(STATED TASK) Wherever a line holds the string "subtitle", copy that line.

(SOURCE DATA)
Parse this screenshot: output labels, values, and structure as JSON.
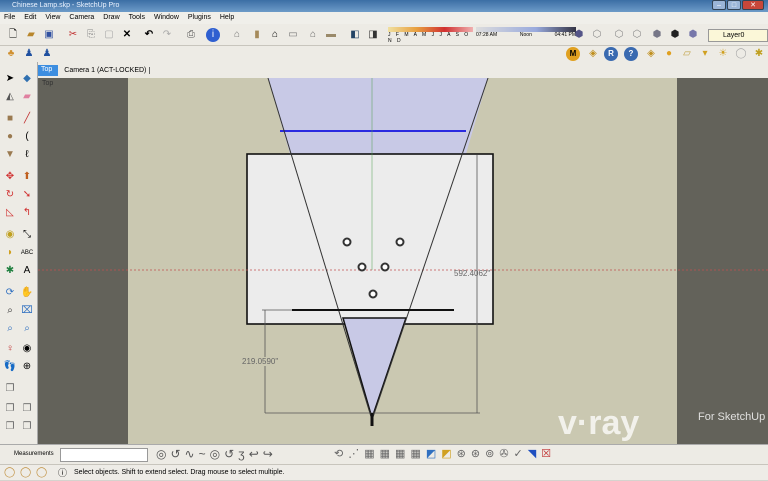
{
  "window": {
    "title": "Chinese Lamp.skp - SketchUp Pro",
    "min": "–",
    "max": "□",
    "close": "✕"
  },
  "menu": [
    "File",
    "Edit",
    "View",
    "Camera",
    "Draw",
    "Tools",
    "Window",
    "Plugins",
    "Help"
  ],
  "shadow": {
    "months": "J F M A M J J A S O N D",
    "time_start": "07:28 AM",
    "time_mid": "Noon",
    "time_end": "04:41 PM"
  },
  "layer": {
    "value": "Layer0"
  },
  "tabs": [
    {
      "label": "Top",
      "active": true
    },
    {
      "label": "Camera 1 (ACT-LOCKED)",
      "active": false
    }
  ],
  "viewport": {
    "view_label": "Top",
    "dimension_1": "219.0590\"",
    "dimension_2": "592.4062\"",
    "watermark_main": "v·ray",
    "watermark_sub": "For SketchUp"
  },
  "measurements": {
    "label": "Measurements",
    "value": ""
  },
  "status": {
    "text": "Select objects. Shift to extend select. Drag mouse to select multiple."
  },
  "colors": {
    "lamp_fill": "#c8c9e6",
    "section_line": "#2a2ae0",
    "red_axis": "#d04040",
    "green_axis": "#50a050",
    "tab_active": "#3d8ee0"
  }
}
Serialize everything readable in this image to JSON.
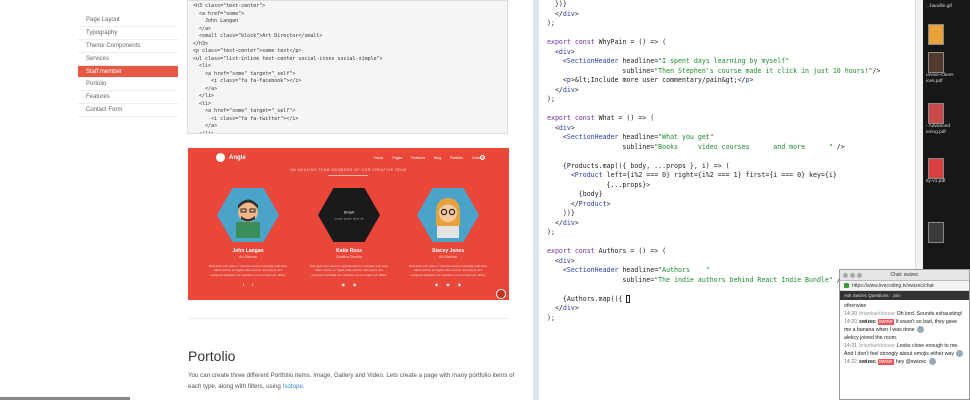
{
  "left_nav": {
    "items": [
      {
        "label": "Page Layout",
        "active": false
      },
      {
        "label": "Typography",
        "active": false
      },
      {
        "label": "Theme Components",
        "active": false
      },
      {
        "label": "Services",
        "active": false
      },
      {
        "label": "Staff member",
        "active": true
      },
      {
        "label": "Portolio",
        "active": false
      },
      {
        "label": "Features",
        "active": false
      },
      {
        "label": "Contact Form",
        "active": false
      }
    ]
  },
  "code_snippet": "<h3 class=\"text-center\">\n  <a href=\"some\">\n    John Langan\n  </a>\n  <small class=\"block\">Art Director</small>\n</h3>\n<p class=\"text-center\">some text</p>\n<ul class=\"list-inline text-center social-icons social-simple\">\n  <li>\n    <a href=\"some\" target=\"_self\">\n      <i class=\"fa fa-facebook\"></i>\n    </a>\n  </li>\n  <li>\n    <a href=\"some\" target=\"_self\">\n      <i class=\"fa fa-twitter\"></i>\n    </a>\n  </li>\n</ul>",
  "preview": {
    "logo": "Angle",
    "nav": [
      "Home",
      "Pages",
      "Features",
      "Blog",
      "Portfolio",
      "Contact"
    ],
    "subtitle": "AN AMAZING TEAM MEMBERS OF OUR CREATIVE TEAM",
    "members": [
      {
        "name": "John Langan",
        "role": "Art Director",
        "text": "Duis aute irure dolor in reprehenderit in voluptate velit esse cillum dolore eu fugiat nulla pariatur. Excepteur sint occaecat cupidatat non proident, sunt in culpa qui officia.",
        "icons": [
          "f",
          "t"
        ],
        "bg": "#4aa3c9"
      },
      {
        "name": "Katie Ross",
        "role": "Creative Director",
        "text": "Duis aute irure dolor in reprehenderit in voluptate velit esse cillum dolore eu fugiat nulla pariatur. Excepteur sint occaecat cupidatat non proident, sunt in culpa qui officia.",
        "icons": [
          "◉",
          "◉"
        ],
        "bg": "#1a1a1a"
      },
      {
        "name": "Stacey Jones",
        "role": "Art Director",
        "text": "Duis aute irure dolor in reprehenderit in voluptate velit esse cillum dolore eu fugiat nulla pariatur. Excepteur sint occaecat cupidatat non proident, sunt in culpa qui officia.",
        "icons": [
          "◉",
          "◉",
          "◉"
        ],
        "bg": "#4aa3c9"
      }
    ],
    "hover_text": "Smart",
    "hover_sub": "Lorem ipsum dolor sit"
  },
  "portolio": {
    "title": "Portolio",
    "text_before_link": "You can create three different Portfolio items. Image, Gallery and Video. Lets create a page with many portfolio items of each type, along with filters, using ",
    "link": "Isotope",
    "text_after_link": "."
  },
  "editor_lines": [
    "  })}",
    "  </div>",
    ");",
    "",
    "export const WhyPain = () => (",
    "  <div>",
    "    <SectionHeader headline=\"I spent days learning by myself\"",
    "                   subline=\"Then Stephen's course made it click in just 10 hours!\"/>",
    "    <p>&lt;Include more user commentary/pain&gt;</p>",
    "  </div>",
    ");",
    "",
    "export const What = () => (",
    "  <div>",
    "    <SectionHeader headline=\"What you get\"",
    "                   subline=\"Books     video courses      and more      \" />",
    "",
    "    {Products.map(({ body, ...props }, i) => (",
    "      <Product left={i%2 === 0} right={i%2 === 1} first={i === 0} key={i}",
    "               {...props}>",
    "        {body}",
    "      </Product>",
    "    ))}",
    "  </div>",
    ");",
    "",
    "export const Authors = () => (",
    "  <div>",
    "    <SectionHeader headline=\"Authors    \"",
    "                   subline=\"The indie authors behind React Indie Bundle\" />",
    "",
    "    {Authors.map(({ ",
    "  </div>",
    ");"
  ],
  "desktop_files": [
    {
      "label": "...handlin.gif"
    },
    {
      "label": ""
    },
    {
      "label": "urvive-Client-ices.pdf"
    },
    {
      "label": "- Advanced ening.pdf"
    },
    {
      "label": "ity-v1.pdf"
    },
    {
      "label": ""
    }
  ],
  "chat": {
    "title": "Chat: swizec",
    "url": "https://www.livecoding.tv/swizec/chat",
    "header": "Ask Swizec Questions · Join",
    "messages": [
      {
        "time": "",
        "user": "",
        "text": "otherwise",
        "badge": "",
        "avatar": false
      },
      {
        "time": "14:20",
        "user": "brianbarkhouse",
        "text": "Oh lord. Sounds exhausting!",
        "badge": "",
        "avatar": false
      },
      {
        "time": "14:20",
        "user": "swizec",
        "text": "It wasn't so bad, they gave me a banana when I was done",
        "badge": "owner",
        "avatar": true
      },
      {
        "time": "",
        "user": "",
        "text": "alekcy joined the room.",
        "badge": "",
        "avatar": false
      },
      {
        "time": "14:21",
        "user": "brianbarkhouse",
        "text": "Looks close enough to me. And I don't feel strongly about emojis either way",
        "badge": "",
        "avatar": true
      },
      {
        "time": "14:22",
        "user": "swizec",
        "text": "hey @swizec",
        "badge": "owner",
        "avatar": true
      }
    ]
  },
  "colors": {
    "accent": "#e8473a",
    "nav_active": "#e65a45",
    "link": "#3b8bd3"
  }
}
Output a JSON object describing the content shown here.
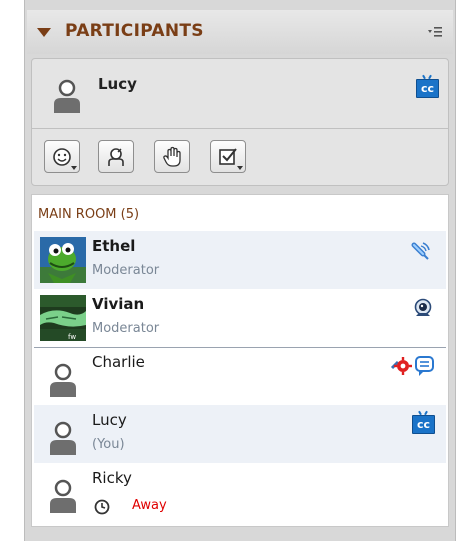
{
  "panel": {
    "title": "PARTICIPANTS",
    "menu_icon": "panel-options-icon"
  },
  "current_user": {
    "name": "Lucy",
    "status_icon": "closed-caption-icon",
    "cc_text": "cc"
  },
  "toolbar": {
    "buttons": [
      {
        "name": "set-status-button",
        "icon": "smiley-icon",
        "has_dropdown": true
      },
      {
        "name": "away-button",
        "icon": "step-away-icon",
        "has_dropdown": false
      },
      {
        "name": "raise-hand-button",
        "icon": "hand-icon",
        "has_dropdown": false
      },
      {
        "name": "feedback-button",
        "icon": "checkbox-icon",
        "has_dropdown": true
      }
    ]
  },
  "room": {
    "label": "MAIN ROOM (5)",
    "participants": [
      {
        "name": "Ethel",
        "role": "Moderator",
        "bold": true,
        "avatar": "photo-frog",
        "status_icon": "microphone-icon"
      },
      {
        "name": "Vivian",
        "role": "Moderator",
        "bold": true,
        "avatar": "photo-lizard",
        "status_icon": "webcam-icon"
      },
      {
        "name": "Charlie",
        "role": "",
        "bold": false,
        "avatar": "default-avatar",
        "status_icon": "settings-chat-icons"
      },
      {
        "name": "Lucy",
        "role": "(You)",
        "bold": false,
        "avatar": "default-avatar",
        "status_icon": "closed-caption-icon"
      },
      {
        "name": "Ricky",
        "role": "",
        "bold": false,
        "avatar": "default-avatar",
        "status_icon": "clock-icon",
        "status_text": "Away"
      }
    ]
  },
  "colors": {
    "title": "#7a3e16",
    "role_text": "#7a8796",
    "away_text": "#e00000",
    "cc_blue": "#1a73c8",
    "alt_row": "#edf1f7"
  }
}
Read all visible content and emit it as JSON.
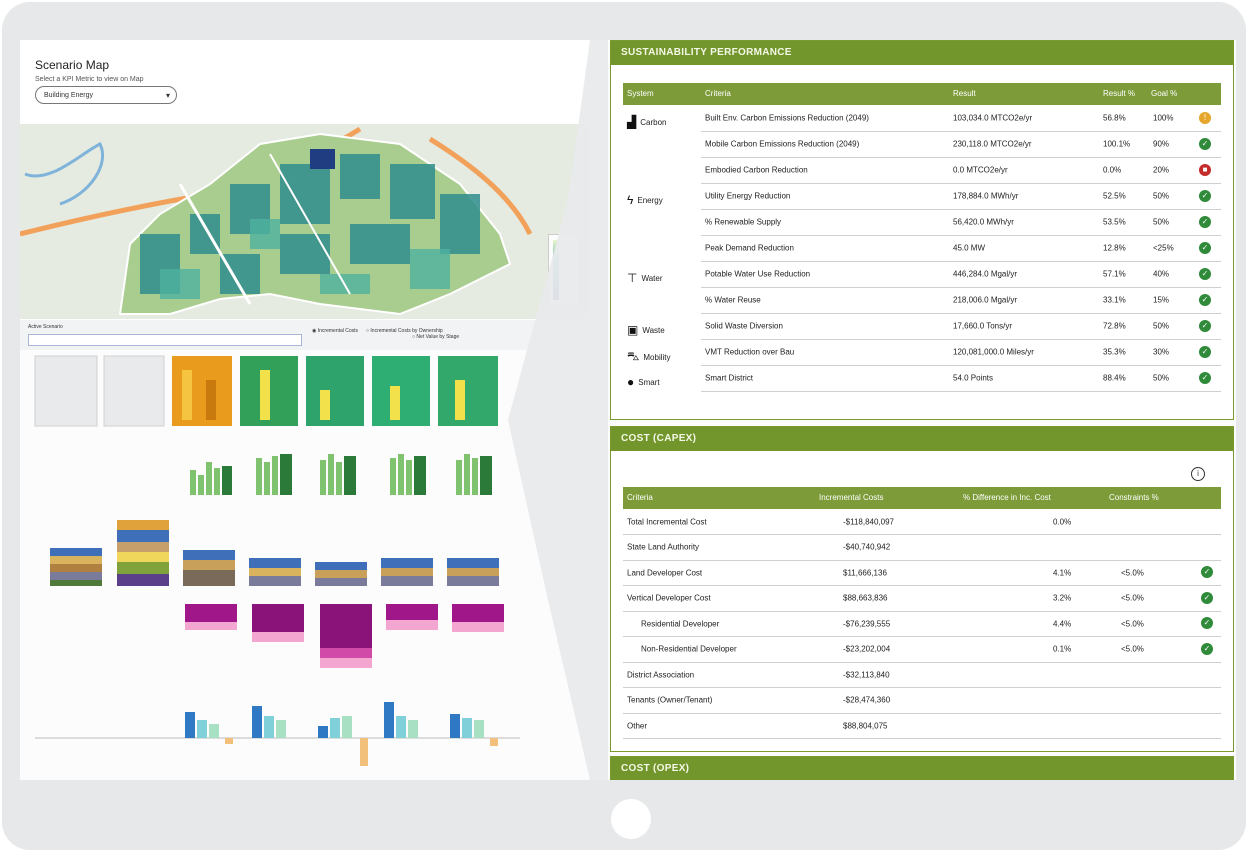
{
  "scenario": {
    "title": "Scenario Map",
    "subtitle": "Select a KPI Metric to view on Map",
    "dropdown_value": "Building Energy"
  },
  "analytics": {
    "input_label": "Active Scenario",
    "radio_options": [
      "Incremental Costs",
      "Incremental Costs by Ownership",
      "Net Value by Stage"
    ]
  },
  "colors": {
    "panel_header": "#73962c",
    "table_header": "#7d9b39",
    "status_ok": "#2f8a3a",
    "status_warn": "#e5a62b",
    "status_bad": "#c42c2c"
  },
  "sustainability": {
    "title": "SUSTAINABILITY PERFORMANCE",
    "headers": [
      "System",
      "Criteria",
      "Result",
      "Result %",
      "Goal %"
    ],
    "categories": [
      {
        "label": "Carbon",
        "icon": "factory-icon"
      },
      {
        "label": "Energy",
        "icon": "lightning-icon"
      },
      {
        "label": "Water",
        "icon": "faucet-icon"
      },
      {
        "label": "Waste",
        "icon": "bin-icon"
      },
      {
        "label": "Mobility",
        "icon": "car-icon"
      },
      {
        "label": "Smart",
        "icon": "bulb-icon"
      }
    ],
    "rows": [
      {
        "criteria": "Built Env. Carbon Emissions Reduction (2049)",
        "result": "103,034.0 MTCO2e/yr",
        "pct": "56.8%",
        "goal": "100%",
        "status": "warn"
      },
      {
        "criteria": "Mobile Carbon Emissions Reduction (2049)",
        "result": "230,118.0 MTCO2e/yr",
        "pct": "100.1%",
        "goal": "90%",
        "status": "ok"
      },
      {
        "criteria": "Embodied Carbon Reduction",
        "result": "0.0 MTCO2e/yr",
        "pct": "0.0%",
        "goal": "20%",
        "status": "bad"
      },
      {
        "criteria": "Utility Energy Reduction",
        "result": "178,884.0 MWh/yr",
        "pct": "52.5%",
        "goal": "50%",
        "status": "ok"
      },
      {
        "criteria": "% Renewable Supply",
        "result": "56,420.0 MWh/yr",
        "pct": "53.5%",
        "goal": "50%",
        "status": "ok"
      },
      {
        "criteria": "Peak Demand Reduction",
        "result": "45.0 MW",
        "pct": "12.8%",
        "goal": "<25%",
        "status": "ok"
      },
      {
        "criteria": "Potable Water Use Reduction",
        "result": "446,284.0 Mgal/yr",
        "pct": "57.1%",
        "goal": "40%",
        "status": "ok"
      },
      {
        "criteria": "% Water Reuse",
        "result": "218,006.0 Mgal/yr",
        "pct": "33.1%",
        "goal": "15%",
        "status": "ok"
      },
      {
        "criteria": "Solid Waste Diversion",
        "result": "17,660.0 Tons/yr",
        "pct": "72.8%",
        "goal": "50%",
        "status": "ok"
      },
      {
        "criteria": "VMT Reduction over Bau",
        "result": "120,081,000.0 Miles/yr",
        "pct": "35.3%",
        "goal": "30%",
        "status": "ok"
      },
      {
        "criteria": "Smart District",
        "result": "54.0 Points",
        "pct": "88.4%",
        "goal": "50%",
        "status": "ok"
      }
    ]
  },
  "capex": {
    "title": "COST (CAPEX)",
    "headers": [
      "Criteria",
      "Incremental Costs",
      "% Difference in Inc. Cost",
      "Constraints %",
      ""
    ],
    "rows": [
      {
        "criteria": "Total Incremental Cost",
        "cost": "-$118,840,097",
        "diff": "0.0%",
        "constraint": "",
        "status": ""
      },
      {
        "criteria": "State Land Authority",
        "cost": "-$40,740,942",
        "diff": "",
        "constraint": "",
        "status": ""
      },
      {
        "criteria": "Land Developer Cost",
        "cost": "$11,666,136",
        "diff": "4.1%",
        "constraint": "<5.0%",
        "status": "ok"
      },
      {
        "criteria": "Vertical Developer Cost",
        "cost": "$88,663,836",
        "diff": "3.2%",
        "constraint": "<5.0%",
        "status": "ok"
      },
      {
        "criteria": "Residential Developer",
        "cost": "-$76,239,555",
        "diff": "4.4%",
        "constraint": "<5.0%",
        "status": "ok",
        "indent": true
      },
      {
        "criteria": "Non-Residential Developer",
        "cost": "-$23,202,004",
        "diff": "0.1%",
        "constraint": "<5.0%",
        "status": "ok",
        "indent": true
      },
      {
        "criteria": "District Association",
        "cost": "-$32,113,840",
        "diff": "",
        "constraint": "",
        "status": ""
      },
      {
        "criteria": "Tenants (Owner/Tenant)",
        "cost": "-$28,474,360",
        "diff": "",
        "constraint": "",
        "status": ""
      },
      {
        "criteria": "Other",
        "cost": "$88,804,075",
        "diff": "",
        "constraint": "",
        "status": ""
      }
    ]
  },
  "opex": {
    "title": "COST (OPEX)"
  }
}
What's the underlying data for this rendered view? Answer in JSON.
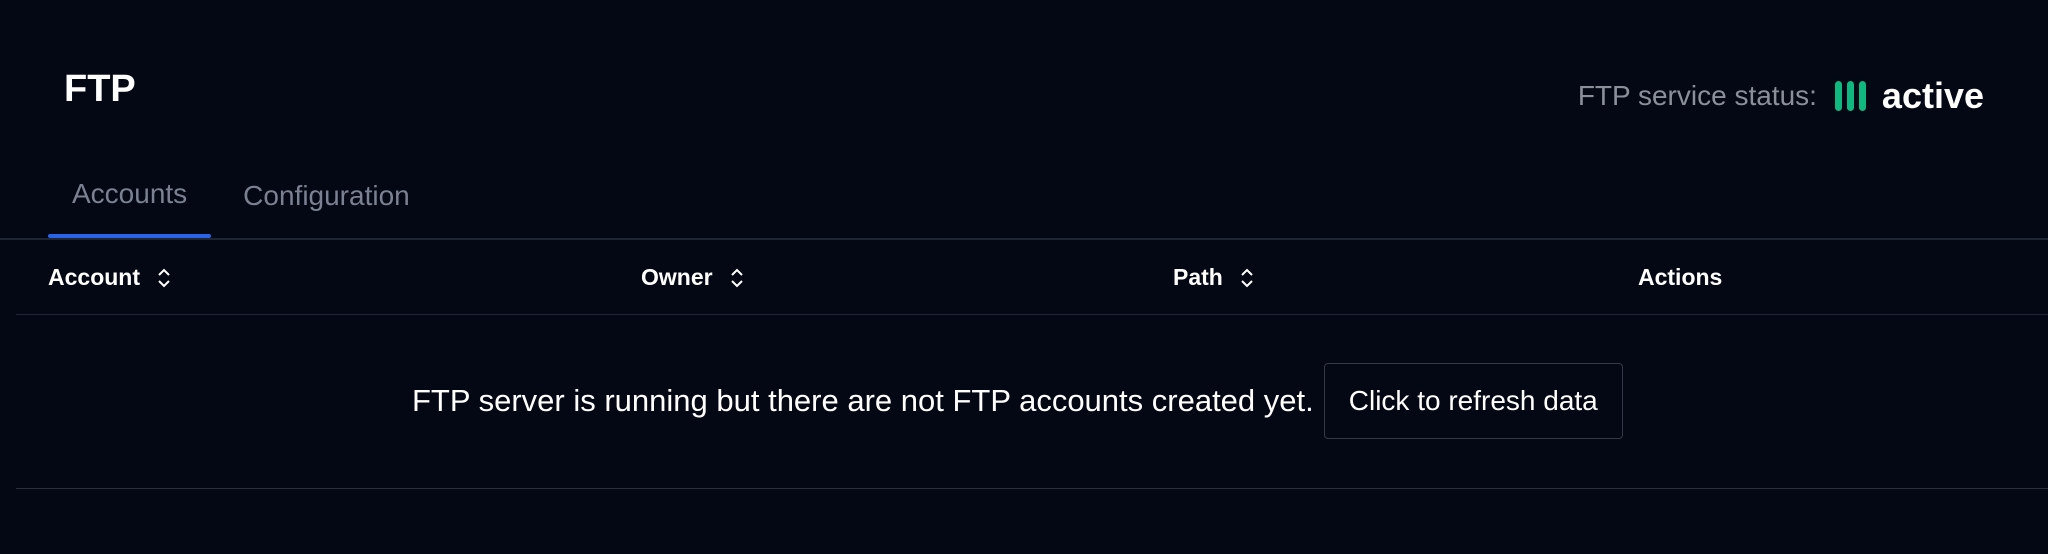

(SOLUTION FOR THIS PROBLEM)
    "subtitle": "AN AMAZING TEAM MEMBERS OF OUR CREATIVE TEAM",
    "subtitle": "Select a KPI Metric to view on Map",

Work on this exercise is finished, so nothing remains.